### DIRECTION
Copy every record below exactly as written, but leave out the pictures.

--- DATASET EXCERPTS ---

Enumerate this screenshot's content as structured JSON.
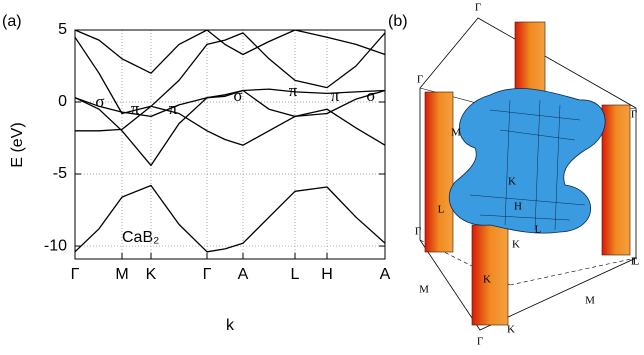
{
  "chart_data": {
    "type": "line",
    "panel_label": "(a)",
    "x_label": "k",
    "y_label": "E (eV)",
    "x": [
      0,
      24,
      47,
      76,
      104,
      132,
      150,
      168,
      194,
      220,
      252,
      281,
      310
    ],
    "xlim": [
      0,
      310
    ],
    "xticks": [
      {
        "value": 0,
        "label": "Γ"
      },
      {
        "value": 47,
        "label": "M"
      },
      {
        "value": 76,
        "label": "K"
      },
      {
        "value": 132,
        "label": "Γ"
      },
      {
        "value": 168,
        "label": "A"
      },
      {
        "value": 220,
        "label": "L"
      },
      {
        "value": 252,
        "label": "H"
      },
      {
        "value": 310,
        "label": "A"
      }
    ],
    "ylim": [
      -10.9,
      5
    ],
    "yticks": [
      5,
      0,
      -5,
      -10
    ],
    "grid": true,
    "series": [
      {
        "color": "#000000",
        "values": [
          -10.4,
          -8.8,
          -6.6,
          -5.8,
          -8.5,
          -10.4,
          -10.2,
          -9.8,
          -8.0,
          -6.2,
          -5.9,
          -8.0,
          -9.8
        ]
      },
      {
        "color": "#000000",
        "values": [
          0.3,
          -0.5,
          -2.0,
          -4.4,
          -1.5,
          0.3,
          0.5,
          0.8,
          -0.5,
          -1.0,
          -0.8,
          0.2,
          0.8
        ]
      },
      {
        "color": "#000000",
        "values": [
          0.3,
          -0.3,
          -0.7,
          -1.0,
          -0.2,
          0.3,
          0.4,
          0.8,
          0.9,
          0.7,
          0.6,
          0.7,
          0.8
        ]
      },
      {
        "color": "#000000",
        "values": [
          -2.0,
          -2.0,
          -1.9,
          -0.3,
          -0.8,
          -2.0,
          -2.6,
          -3.0,
          -2.0,
          -1.0,
          -0.5,
          -1.8,
          -3.0
        ]
      },
      {
        "color": "#000000",
        "values": [
          4.5,
          2.0,
          -0.8,
          -0.3,
          1.5,
          4.0,
          4.3,
          4.8,
          3.0,
          1.5,
          1.0,
          2.5,
          4.8
        ]
      },
      {
        "color": "#000000",
        "values": [
          5.0,
          4.3,
          3.0,
          2.0,
          4.0,
          5.0,
          4.0,
          3.3,
          4.2,
          5.0,
          4.5,
          4.0,
          3.3
        ]
      }
    ],
    "annotations": [
      "σ",
      "π",
      "π",
      "σ",
      "π",
      "π",
      "σ"
    ],
    "compound": "CaB₂"
  },
  "figure_b": {
    "label": "(b)",
    "points": [
      "Γ",
      "Γ",
      "Γ",
      "Γ",
      "Γ",
      "Γ",
      "M",
      "M",
      "M",
      "K",
      "K",
      "K",
      "K",
      "H",
      "L",
      "L",
      "L"
    ]
  }
}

---

### WRITTEN RESPONSE
Enumerate this screenshot's content as structured JSON.
{
  "chart_data": {
    "type": "line",
    "panel_label": "(a)",
    "x_label": "k",
    "y_label": "E (eV)",
    "x": [
      0,
      24,
      47,
      76,
      104,
      132,
      150,
      168,
      194,
      220,
      252,
      281,
      310
    ],
    "xlim": [
      0,
      310
    ],
    "xticks": [
      {
        "value": 0,
        "label": "Γ"
      },
      {
        "value": 47,
        "label": "M"
      },
      {
        "value": 76,
        "label": "K"
      },
      {
        "value": 132,
        "label": "Γ"
      },
      {
        "value": 168,
        "label": "A"
      },
      {
        "value": 220,
        "label": "L"
      },
      {
        "value": 252,
        "label": "H"
      },
      {
        "value": 310,
        "label": "A"
      }
    ],
    "ylim": [
      -10.9,
      5
    ],
    "yticks": [
      5,
      0,
      -5,
      -10
    ],
    "grid": true,
    "series": [
      {
        "color": "#000000",
        "values": [
          -10.4,
          -8.8,
          -6.6,
          -5.8,
          -8.5,
          -10.4,
          -10.2,
          -9.8,
          -8.0,
          -6.2,
          -5.9,
          -8.0,
          -9.8
        ]
      },
      {
        "color": "#000000",
        "values": [
          0.3,
          -0.5,
          -2.0,
          -4.4,
          -1.5,
          0.3,
          0.5,
          0.8,
          -0.5,
          -1.0,
          -0.8,
          0.2,
          0.8
        ]
      },
      {
        "color": "#000000",
        "values": [
          0.3,
          -0.3,
          -0.7,
          -1.0,
          -0.2,
          0.3,
          0.4,
          0.8,
          0.9,
          0.7,
          0.6,
          0.7,
          0.8
        ]
      },
      {
        "color": "#000000",
        "values": [
          -2.0,
          -2.0,
          -1.9,
          -0.3,
          -0.8,
          -2.0,
          -2.6,
          -3.0,
          -2.0,
          -1.0,
          -0.5,
          -1.8,
          -3.0
        ]
      },
      {
        "color": "#000000",
        "values": [
          4.5,
          2.0,
          -0.8,
          -0.3,
          1.5,
          4.0,
          4.3,
          4.8,
          3.0,
          1.5,
          1.0,
          2.5,
          4.8
        ]
      },
      {
        "color": "#000000",
        "values": [
          5.0,
          4.3,
          3.0,
          2.0,
          4.0,
          5.0,
          4.0,
          3.3,
          4.2,
          5.0,
          4.5,
          4.0,
          3.3
        ]
      }
    ],
    "annotations": [
      "σ",
      "π",
      "π",
      "σ",
      "π",
      "π",
      "σ"
    ],
    "compound": "CaB₂"
  },
  "figure_b": {
    "label": "(b)",
    "points": [
      "Γ",
      "Γ",
      "Γ",
      "Γ",
      "Γ",
      "Γ",
      "M",
      "M",
      "M",
      "K",
      "K",
      "K",
      "K",
      "H",
      "L",
      "L",
      "L"
    ]
  }
}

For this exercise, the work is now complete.